* [Requirement]
Give every line back verbatim, dropping all images.

* [Material provided]

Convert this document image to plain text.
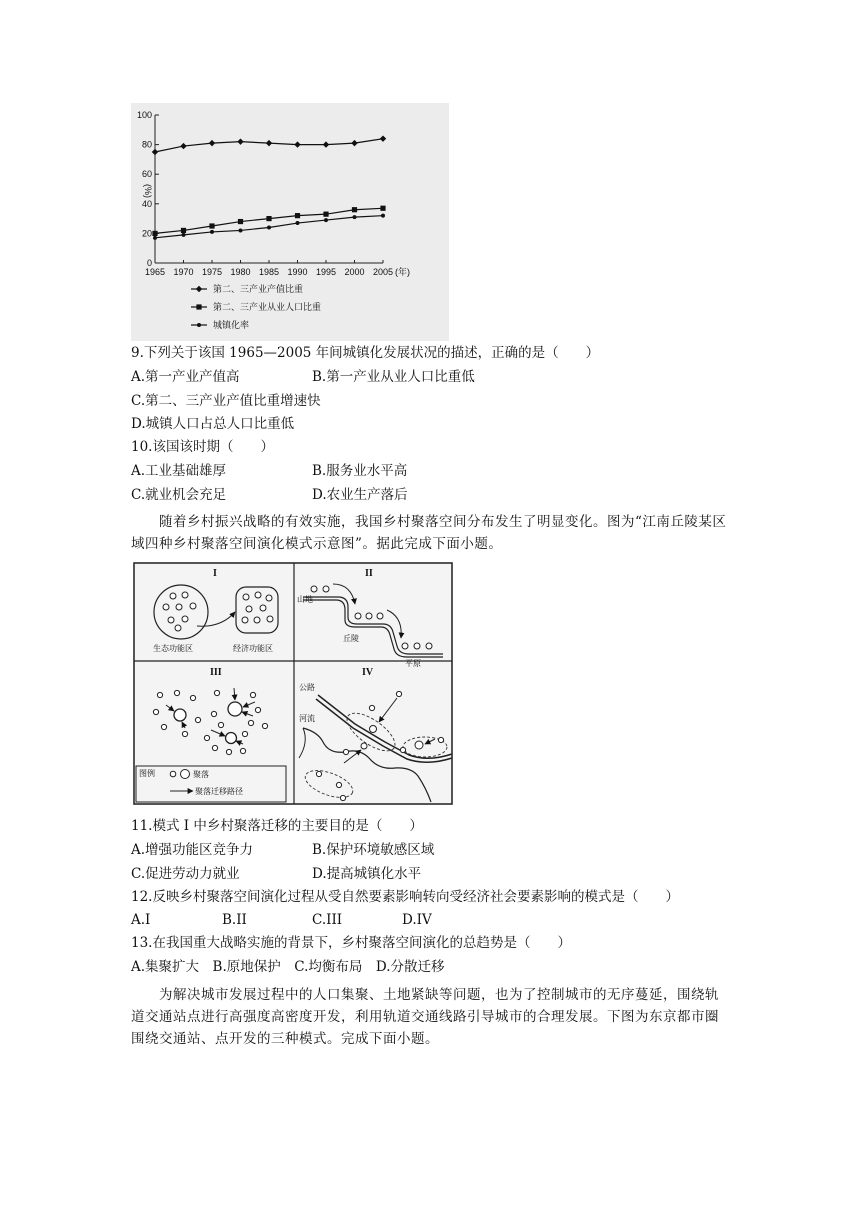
0
20
40
60
80
100
1965 1970 1975 1980 1985 1990 1995 2000 2005 (年)
(%)
第二、三产业产值比重
第二、三产业从业人口比重
城镇化率
9.下列关于该国 1965—2005 年间城镇化发展状况的描述，正确的是（　　）
A.第一产业产值高	B.第一产业从业人口比重低
C.第二、三产业产值比重增速快
D.城镇人口占总人口比重低
10.该国该时期（　　）
A.工业基础雄厚	B.服务业水平高
C.就业机会充足	D.农业生产落后
随着乡村振兴战略的有效实施，我国乡村聚落空间分布发生了明显变化。图为“江南丘陵某区域四种乡村聚落空间演化模式示意图”。据此完成下面小题。
I
生态功能区	经济功能区
II
山地
丘陵
平原
III
图例	聚落
聚落迁移路径
IV
公路
河流
11.模式 I 中乡村聚落迁移的主要目的是（　　）
A.增强功能区竞争力	B.保护环境敏感区域
C.促进劳动力就业	D.提高城镇化水平
12.反映乡村聚落空间演化过程从受自然要素影响转向受经济社会要素影响的模式是（　　）
A.I	B.II	C.III	D.IV
13.在我国重大战略实施的背景下，乡村聚落空间演化的总趋势是（　　）
A.集聚扩大　B.原地保护　C.均衡布局　D.分散迁移
为解决城市发展过程中的人口集聚、土地紧缺等问题，也为了控制城市的无序蔓延，围绕轨道交通站点进行高强度高密度开发，利用轨道交通线路引导城市的合理发展。下图为东京都市圈围绕交通站、点开发的三种模式。完成下面小题。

* [Task output]
Convert this document image to plain text.
0
20
40
60
80
100
1965 1970 1975 1980 1985 1990 1995 2000 2005 (年)
(%)
第二、三产业产值比重
第二、三产业从业人口比重
城镇化率
9.下列关于该国 1965—2005 年间城镇化发展状况的描述，正确的是（　　）
A.第一产业产值高	B.第一产业从业人口比重低
C.第二、三产业产值比重增速快
D.城镇人口占总人口比重低
10.该国该时期（　　）
A.工业基础雄厚	B.服务业水平高
C.就业机会充足	D.农业生产落后
随着乡村振兴战略的有效实施，我国乡村聚落空间分布发生了明显变化。图为“江南丘陵某区域四种乡村聚落空间演化模式示意图”。据此完成下面小题。
I
生态功能区	经济功能区
II
山地
丘陵
平原
III
图例	聚落
聚落迁移路径
IV
公路
河流
11.模式 I 中乡村聚落迁移的主要目的是（　　）
A.增强功能区竞争力	B.保护环境敏感区域
C.促进劳动力就业	D.提高城镇化水平
12.反映乡村聚落空间演化过程从受自然要素影响转向受经济社会要素影响的模式是（　　）
A.I	B.II	C.III	D.IV
13.在我国重大战略实施的背景下，乡村聚落空间演化的总趋势是（　　）
A.集聚扩大　B.原地保护　C.均衡布局　D.分散迁移
为解决城市发展过程中的人口集聚、土地紧缺等问题，也为了控制城市的无序蔓延，围绕轨道交通站点进行高强度高密度开发，利用轨道交通线路引导城市的合理发展。下图为东京都市圈围绕交通站、点开发的三种模式。完成下面小题。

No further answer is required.